Print the complete set of entries exactly.

Record set:
========================

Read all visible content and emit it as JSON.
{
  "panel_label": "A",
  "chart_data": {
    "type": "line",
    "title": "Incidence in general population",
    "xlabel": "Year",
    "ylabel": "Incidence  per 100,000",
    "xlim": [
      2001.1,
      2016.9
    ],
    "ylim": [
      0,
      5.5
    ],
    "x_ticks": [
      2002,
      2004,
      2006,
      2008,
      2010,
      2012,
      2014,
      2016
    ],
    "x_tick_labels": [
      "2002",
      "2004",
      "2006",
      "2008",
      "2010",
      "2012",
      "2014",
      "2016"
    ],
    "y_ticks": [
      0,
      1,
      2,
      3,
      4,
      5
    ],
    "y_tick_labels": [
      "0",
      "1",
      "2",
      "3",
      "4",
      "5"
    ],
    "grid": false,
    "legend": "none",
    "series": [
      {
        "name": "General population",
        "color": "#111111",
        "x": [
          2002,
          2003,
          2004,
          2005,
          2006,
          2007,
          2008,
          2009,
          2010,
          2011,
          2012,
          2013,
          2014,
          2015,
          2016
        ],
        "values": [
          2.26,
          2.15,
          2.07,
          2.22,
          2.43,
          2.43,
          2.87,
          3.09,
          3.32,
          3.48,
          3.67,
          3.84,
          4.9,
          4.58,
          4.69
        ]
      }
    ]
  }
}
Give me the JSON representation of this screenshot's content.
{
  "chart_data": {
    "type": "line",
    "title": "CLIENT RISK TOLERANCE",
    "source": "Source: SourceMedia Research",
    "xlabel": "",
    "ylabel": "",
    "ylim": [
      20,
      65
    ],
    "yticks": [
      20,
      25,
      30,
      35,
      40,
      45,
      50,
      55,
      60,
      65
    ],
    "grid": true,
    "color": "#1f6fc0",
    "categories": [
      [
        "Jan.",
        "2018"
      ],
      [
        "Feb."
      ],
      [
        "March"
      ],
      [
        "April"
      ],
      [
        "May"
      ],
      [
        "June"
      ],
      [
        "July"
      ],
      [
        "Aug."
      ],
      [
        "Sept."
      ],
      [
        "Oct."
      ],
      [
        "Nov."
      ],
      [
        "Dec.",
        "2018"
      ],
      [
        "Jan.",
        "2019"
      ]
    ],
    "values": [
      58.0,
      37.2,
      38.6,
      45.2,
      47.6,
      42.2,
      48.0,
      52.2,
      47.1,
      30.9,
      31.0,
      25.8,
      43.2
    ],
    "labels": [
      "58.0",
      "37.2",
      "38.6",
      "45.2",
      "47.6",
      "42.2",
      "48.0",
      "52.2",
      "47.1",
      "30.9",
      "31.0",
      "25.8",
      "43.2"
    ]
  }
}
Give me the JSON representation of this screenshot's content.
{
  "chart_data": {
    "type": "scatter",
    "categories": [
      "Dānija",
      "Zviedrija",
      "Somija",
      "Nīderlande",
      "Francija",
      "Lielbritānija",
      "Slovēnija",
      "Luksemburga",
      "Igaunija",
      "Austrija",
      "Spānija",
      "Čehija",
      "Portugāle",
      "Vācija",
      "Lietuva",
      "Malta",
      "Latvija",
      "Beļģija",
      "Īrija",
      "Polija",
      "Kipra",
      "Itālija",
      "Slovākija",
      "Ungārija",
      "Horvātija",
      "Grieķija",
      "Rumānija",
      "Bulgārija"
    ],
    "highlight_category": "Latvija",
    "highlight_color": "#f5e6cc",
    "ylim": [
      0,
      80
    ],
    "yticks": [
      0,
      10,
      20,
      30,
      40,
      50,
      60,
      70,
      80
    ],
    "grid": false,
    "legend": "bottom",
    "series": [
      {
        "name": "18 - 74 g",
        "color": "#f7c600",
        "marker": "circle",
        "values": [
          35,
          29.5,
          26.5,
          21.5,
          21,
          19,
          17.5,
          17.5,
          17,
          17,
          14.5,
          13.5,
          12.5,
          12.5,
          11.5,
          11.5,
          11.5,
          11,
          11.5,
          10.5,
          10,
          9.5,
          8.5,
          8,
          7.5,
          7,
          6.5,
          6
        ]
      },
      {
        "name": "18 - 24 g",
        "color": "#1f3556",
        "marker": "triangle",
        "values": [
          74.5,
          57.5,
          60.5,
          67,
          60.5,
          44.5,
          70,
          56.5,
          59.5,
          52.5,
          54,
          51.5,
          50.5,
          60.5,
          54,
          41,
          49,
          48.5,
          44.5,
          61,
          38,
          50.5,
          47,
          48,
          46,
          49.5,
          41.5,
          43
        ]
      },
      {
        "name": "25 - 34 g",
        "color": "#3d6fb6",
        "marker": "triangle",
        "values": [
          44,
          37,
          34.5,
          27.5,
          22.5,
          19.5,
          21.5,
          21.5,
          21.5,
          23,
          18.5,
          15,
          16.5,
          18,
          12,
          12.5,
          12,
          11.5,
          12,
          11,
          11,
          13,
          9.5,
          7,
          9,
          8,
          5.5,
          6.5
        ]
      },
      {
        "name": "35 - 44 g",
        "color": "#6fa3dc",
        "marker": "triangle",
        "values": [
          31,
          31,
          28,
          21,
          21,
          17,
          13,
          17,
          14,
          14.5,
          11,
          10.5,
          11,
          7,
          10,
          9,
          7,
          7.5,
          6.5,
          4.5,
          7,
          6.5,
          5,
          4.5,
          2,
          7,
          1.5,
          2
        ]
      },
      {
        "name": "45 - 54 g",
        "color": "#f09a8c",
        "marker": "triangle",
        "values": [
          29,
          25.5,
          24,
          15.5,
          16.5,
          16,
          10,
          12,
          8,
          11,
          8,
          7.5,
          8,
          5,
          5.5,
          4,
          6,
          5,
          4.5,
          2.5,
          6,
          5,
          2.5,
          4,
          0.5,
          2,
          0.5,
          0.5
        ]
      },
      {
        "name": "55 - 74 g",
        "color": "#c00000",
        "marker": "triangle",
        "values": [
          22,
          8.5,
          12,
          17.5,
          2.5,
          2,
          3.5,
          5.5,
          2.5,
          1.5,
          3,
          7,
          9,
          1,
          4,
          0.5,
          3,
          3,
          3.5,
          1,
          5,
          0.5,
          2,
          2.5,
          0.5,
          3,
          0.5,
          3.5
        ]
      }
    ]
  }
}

========================

Output:
Read all visible content and emit it as JSON.
{
  "panel_label": "A",
  "chart_data": {
    "type": "line",
    "title": "Incidence in general population",
    "xlabel": "Year",
    "ylabel": "Incidence  per 100,000",
    "xlim": [
      2001.1,
      2016.9
    ],
    "ylim": [
      0,
      5.5
    ],
    "x_ticks": [
      2002,
      2004,
      2006,
      2008,
      2010,
      2012,
      2014,
      2016
    ],
    "x_tick_labels": [
      "2002",
      "2004",
      "2006",
      "2008",
      "2010",
      "2012",
      "2014",
      "2016"
    ],
    "y_ticks": [
      0,
      1,
      2,
      3,
      4,
      5
    ],
    "y_tick_labels": [
      "0",
      "1",
      "2",
      "3",
      "4",
      "5"
    ],
    "grid": false,
    "legend": "none",
    "series": [
      {
        "name": "General population",
        "color": "#111111",
        "x": [
          2002,
          2003,
          2004,
          2005,
          2006,
          2007,
          2008,
          2009,
          2010,
          2011,
          2012,
          2013,
          2014,
          2015,
          2016
        ],
        "values": [
          2.26,
          2.15,
          2.07,
          2.22,
          2.43,
          2.43,
          2.87,
          3.09,
          3.32,
          3.48,
          3.67,
          3.84,
          4.9,
          4.58,
          4.69
        ]
      }
    ]
  }
}
Give me the JSON representation of this screenshot's content.
{
  "chart_data": {
    "type": "line",
    "title": "CLIENT RISK TOLERANCE",
    "source": "Source: SourceMedia Research",
    "xlabel": "",
    "ylabel": "",
    "ylim": [
      20,
      65
    ],
    "yticks": [
      20,
      25,
      30,
      35,
      40,
      45,
      50,
      55,
      60,
      65
    ],
    "grid": true,
    "color": "#1f6fc0",
    "categories": [
      [
        "Jan.",
        "2018"
      ],
      [
        "Feb."
      ],
      [
        "March"
      ],
      [
        "April"
      ],
      [
        "May"
      ],
      [
        "June"
      ],
      [
        "July"
      ],
      [
        "Aug."
      ],
      [
        "Sept."
      ],
      [
        "Oct."
      ],
      [
        "Nov."
      ],
      [
        "Dec.",
        "2018"
      ],
      [
        "Jan.",
        "2019"
      ]
    ],
    "values": [
      58.0,
      37.2,
      38.6,
      45.2,
      47.6,
      42.2,
      48.0,
      52.2,
      47.1,
      30.9,
      31.0,
      25.8,
      43.2
    ],
    "labels": [
      "58.0",
      "37.2",
      "38.6",
      "45.2",
      "47.6",
      "42.2",
      "48.0",
      "52.2",
      "47.1",
      "30.9",
      "31.0",
      "25.8",
      "43.2"
    ]
  }
}
Give me the JSON representation of this screenshot's content.
{
  "chart_data": {
    "type": "scatter",
    "categories": [
      "Dānija",
      "Zviedrija",
      "Somija",
      "Nīderlande",
      "Francija",
      "Lielbritānija",
      "Slovēnija",
      "Luksemburga",
      "Igaunija",
      "Austrija",
      "Spānija",
      "Čehija",
      "Portugāle",
      "Vācija",
      "Lietuva",
      "Malta",
      "Latvija",
      "Beļģija",
      "Īrija",
      "Polija",
      "Kipra",
      "Itālija",
      "Slovākija",
      "Ungārija",
      "Horvātija",
      "Grieķija",
      "Rumānija",
      "Bulgārija"
    ],
    "highlight_category": "Latvija",
    "highlight_color": "#f5e6cc",
    "ylim": [
      0,
      80
    ],
    "yticks": [
      0,
      10,
      20,
      30,
      40,
      50,
      60,
      70,
      80
    ],
    "grid": false,
    "legend": "bottom",
    "series": [
      {
        "name": "18 - 74 g",
        "color": "#f7c600",
        "marker": "circle",
        "values": [
          35,
          29.5,
          26.5,
          21.5,
          21,
          19,
          17.5,
          17.5,
          17,
          17,
          14.5,
          13.5,
          12.5,
          12.5,
          11.5,
          11.5,
          11.5,
          11,
          11.5,
          10.5,
          10,
          9.5,
          8.5,
          8,
          7.5,
          7,
          6.5,
          6
        ]
      },
      {
        "name": "18 - 24 g",
        "color": "#1f3556",
        "marker": "triangle",
        "values": [
          74.5,
          57.5,
          60.5,
          67,
          60.5,
          44.5,
          70,
          56.5,
          59.5,
          52.5,
          54,
          51.5,
          50.5,
          60.5,
          54,
          41,
          49,
          48.5,
          44.5,
          61,
          38,
          50.5,
          47,
          48,
          46,
          49.5,
          41.5,
          43
        ]
      },
      {
        "name": "25 - 34 g",
        "color": "#3d6fb6",
        "marker": "triangle",
        "values": [
          44,
          37,
          34.5,
          27.5,
          22.5,
          19.5,
          21.5,
          21.5,
          21.5,
          23,
          18.5,
          15,
          16.5,
          18,
          12,
          12.5,
          12,
          11.5,
          12,
          11,
          11,
          13,
          9.5,
          7,
          9,
          8,
          5.5,
          6.5
        ]
      },
      {
        "name": "35 - 44 g",
        "color": "#6fa3dc",
        "marker": "triangle",
        "values": [
          31,
          31,
          28,
          21,
          21,
          17,
          13,
          17,
          14,
          14.5,
          11,
          10.5,
          11,
          7,
          10,
          9,
          7,
          7.5,
          6.5,
          4.5,
          7,
          6.5,
          5,
          4.5,
          2,
          7,
          1.5,
          2
        ]
      },
      {
        "name": "45 - 54 g",
        "color": "#f09a8c",
        "marker": "triangle",
        "values": [
          29,
          25.5,
          24,
          15.5,
          16.5,
          16,
          10,
          12,
          8,
          11,
          8,
          7.5,
          8,
          5,
          5.5,
          4,
          6,
          5,
          4.5,
          2.5,
          6,
          5,
          2.5,
          4,
          0.5,
          2,
          0.5,
          0.5
        ]
      },
      {
        "name": "55 - 74 g",
        "color": "#c00000",
        "marker": "triangle",
        "values": [
          22,
          8.5,
          12,
          17.5,
          2.5,
          2,
          3.5,
          5.5,
          2.5,
          1.5,
          3,
          7,
          9,
          1,
          4,
          0.5,
          3,
          3,
          3.5,
          1,
          5,
          0.5,
          2,
          2.5,
          0.5,
          3,
          0.5,
          3.5
        ]
      }
    ]
  }
}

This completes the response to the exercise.